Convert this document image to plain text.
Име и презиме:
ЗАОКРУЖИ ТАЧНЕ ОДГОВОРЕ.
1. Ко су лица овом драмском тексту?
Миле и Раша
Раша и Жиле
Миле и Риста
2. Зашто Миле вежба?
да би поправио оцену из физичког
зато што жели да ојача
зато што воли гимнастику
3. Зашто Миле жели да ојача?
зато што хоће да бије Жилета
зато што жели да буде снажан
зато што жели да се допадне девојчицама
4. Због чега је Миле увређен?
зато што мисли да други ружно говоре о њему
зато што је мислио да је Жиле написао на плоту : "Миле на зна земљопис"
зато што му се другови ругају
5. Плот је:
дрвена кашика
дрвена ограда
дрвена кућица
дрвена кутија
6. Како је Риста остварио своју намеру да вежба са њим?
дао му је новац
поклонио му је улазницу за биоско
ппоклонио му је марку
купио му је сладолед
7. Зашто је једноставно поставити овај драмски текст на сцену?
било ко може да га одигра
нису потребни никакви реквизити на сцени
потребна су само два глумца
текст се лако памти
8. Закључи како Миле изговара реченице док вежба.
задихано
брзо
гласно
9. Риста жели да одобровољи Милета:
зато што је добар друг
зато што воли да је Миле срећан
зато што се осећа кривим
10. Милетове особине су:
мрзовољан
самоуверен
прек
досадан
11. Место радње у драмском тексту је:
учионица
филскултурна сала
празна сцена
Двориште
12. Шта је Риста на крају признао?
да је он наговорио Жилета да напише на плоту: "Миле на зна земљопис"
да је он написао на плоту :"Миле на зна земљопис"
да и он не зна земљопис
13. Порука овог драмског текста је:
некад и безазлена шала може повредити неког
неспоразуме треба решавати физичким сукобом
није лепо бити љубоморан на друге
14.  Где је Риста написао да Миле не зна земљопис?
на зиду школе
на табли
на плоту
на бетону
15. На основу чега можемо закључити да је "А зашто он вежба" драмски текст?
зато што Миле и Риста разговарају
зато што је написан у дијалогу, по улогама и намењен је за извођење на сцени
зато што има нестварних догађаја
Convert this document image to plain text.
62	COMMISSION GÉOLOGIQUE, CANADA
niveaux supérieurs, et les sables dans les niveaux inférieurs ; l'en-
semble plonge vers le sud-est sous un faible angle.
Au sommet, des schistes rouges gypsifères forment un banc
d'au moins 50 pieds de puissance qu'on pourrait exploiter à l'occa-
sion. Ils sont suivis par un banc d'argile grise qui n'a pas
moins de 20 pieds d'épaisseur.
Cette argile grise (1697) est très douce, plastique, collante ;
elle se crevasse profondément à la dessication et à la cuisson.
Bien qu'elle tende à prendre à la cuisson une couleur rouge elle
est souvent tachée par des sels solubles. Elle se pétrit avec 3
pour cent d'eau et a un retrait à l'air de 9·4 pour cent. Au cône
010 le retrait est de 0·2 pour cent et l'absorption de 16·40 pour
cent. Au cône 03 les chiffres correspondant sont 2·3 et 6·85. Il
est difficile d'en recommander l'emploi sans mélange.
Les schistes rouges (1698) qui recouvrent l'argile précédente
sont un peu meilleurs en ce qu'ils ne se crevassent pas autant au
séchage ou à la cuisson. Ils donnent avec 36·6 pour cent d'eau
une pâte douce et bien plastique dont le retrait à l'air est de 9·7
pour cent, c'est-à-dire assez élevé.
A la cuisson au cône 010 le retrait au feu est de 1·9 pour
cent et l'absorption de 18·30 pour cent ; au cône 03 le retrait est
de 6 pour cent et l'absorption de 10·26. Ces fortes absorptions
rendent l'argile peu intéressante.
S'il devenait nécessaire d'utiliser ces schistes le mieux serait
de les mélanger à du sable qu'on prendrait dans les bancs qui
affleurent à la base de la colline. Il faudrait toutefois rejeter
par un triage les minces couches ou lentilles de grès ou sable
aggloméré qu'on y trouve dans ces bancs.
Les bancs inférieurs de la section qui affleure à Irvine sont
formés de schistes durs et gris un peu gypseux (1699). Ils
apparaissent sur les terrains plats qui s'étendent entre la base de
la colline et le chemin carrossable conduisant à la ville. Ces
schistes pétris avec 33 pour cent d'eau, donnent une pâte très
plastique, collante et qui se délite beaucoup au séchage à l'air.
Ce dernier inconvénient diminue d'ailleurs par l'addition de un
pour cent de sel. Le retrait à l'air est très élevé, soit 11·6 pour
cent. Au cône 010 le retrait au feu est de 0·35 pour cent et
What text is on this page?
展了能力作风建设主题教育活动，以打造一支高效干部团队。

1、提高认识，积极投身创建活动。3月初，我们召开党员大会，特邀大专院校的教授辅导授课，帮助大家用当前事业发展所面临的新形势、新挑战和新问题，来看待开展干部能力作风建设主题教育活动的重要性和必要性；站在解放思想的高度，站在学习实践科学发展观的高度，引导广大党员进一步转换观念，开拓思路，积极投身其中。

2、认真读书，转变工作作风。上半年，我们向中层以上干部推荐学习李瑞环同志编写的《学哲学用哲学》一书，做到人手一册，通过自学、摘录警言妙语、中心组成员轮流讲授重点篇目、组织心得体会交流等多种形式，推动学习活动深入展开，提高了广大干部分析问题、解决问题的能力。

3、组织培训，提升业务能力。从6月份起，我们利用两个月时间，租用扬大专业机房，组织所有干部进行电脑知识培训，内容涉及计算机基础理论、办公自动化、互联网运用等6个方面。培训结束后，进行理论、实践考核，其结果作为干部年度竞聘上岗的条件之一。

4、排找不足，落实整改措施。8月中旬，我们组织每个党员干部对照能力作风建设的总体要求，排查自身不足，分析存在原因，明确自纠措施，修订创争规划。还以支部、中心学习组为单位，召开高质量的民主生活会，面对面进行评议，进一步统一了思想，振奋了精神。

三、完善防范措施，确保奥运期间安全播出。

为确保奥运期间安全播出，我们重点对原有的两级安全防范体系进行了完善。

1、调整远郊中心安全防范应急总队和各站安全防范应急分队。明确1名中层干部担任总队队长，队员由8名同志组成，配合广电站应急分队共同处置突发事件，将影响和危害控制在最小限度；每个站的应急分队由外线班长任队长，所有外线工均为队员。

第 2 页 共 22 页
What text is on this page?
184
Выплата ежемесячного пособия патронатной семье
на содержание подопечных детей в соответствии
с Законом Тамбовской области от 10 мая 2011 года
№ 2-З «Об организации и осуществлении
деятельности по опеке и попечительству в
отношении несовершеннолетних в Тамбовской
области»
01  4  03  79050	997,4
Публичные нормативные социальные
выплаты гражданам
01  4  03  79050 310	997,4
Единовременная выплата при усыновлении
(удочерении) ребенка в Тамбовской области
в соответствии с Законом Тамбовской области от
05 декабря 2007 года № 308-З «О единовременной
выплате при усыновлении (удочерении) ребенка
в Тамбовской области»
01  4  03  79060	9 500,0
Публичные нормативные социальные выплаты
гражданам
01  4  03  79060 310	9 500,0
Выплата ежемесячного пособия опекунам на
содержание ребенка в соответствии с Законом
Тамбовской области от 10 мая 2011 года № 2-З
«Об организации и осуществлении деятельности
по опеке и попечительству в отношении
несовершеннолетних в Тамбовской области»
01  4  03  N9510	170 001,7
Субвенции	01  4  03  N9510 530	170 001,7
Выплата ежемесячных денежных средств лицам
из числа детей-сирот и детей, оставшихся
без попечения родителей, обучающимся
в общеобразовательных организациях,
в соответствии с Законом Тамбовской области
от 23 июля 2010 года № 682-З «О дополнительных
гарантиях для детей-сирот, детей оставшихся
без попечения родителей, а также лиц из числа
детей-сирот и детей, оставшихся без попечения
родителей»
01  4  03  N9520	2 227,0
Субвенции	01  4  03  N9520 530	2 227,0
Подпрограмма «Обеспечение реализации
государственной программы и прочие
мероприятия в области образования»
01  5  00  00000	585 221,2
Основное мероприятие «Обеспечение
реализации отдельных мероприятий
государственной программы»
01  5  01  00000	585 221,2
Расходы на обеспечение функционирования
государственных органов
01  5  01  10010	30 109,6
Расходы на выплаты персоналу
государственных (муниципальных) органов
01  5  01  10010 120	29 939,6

*Direction*:
Consider the entries above and return each line with the string "государственных".

*Full solution*:
государственных органов
государственных (муниципальных) органов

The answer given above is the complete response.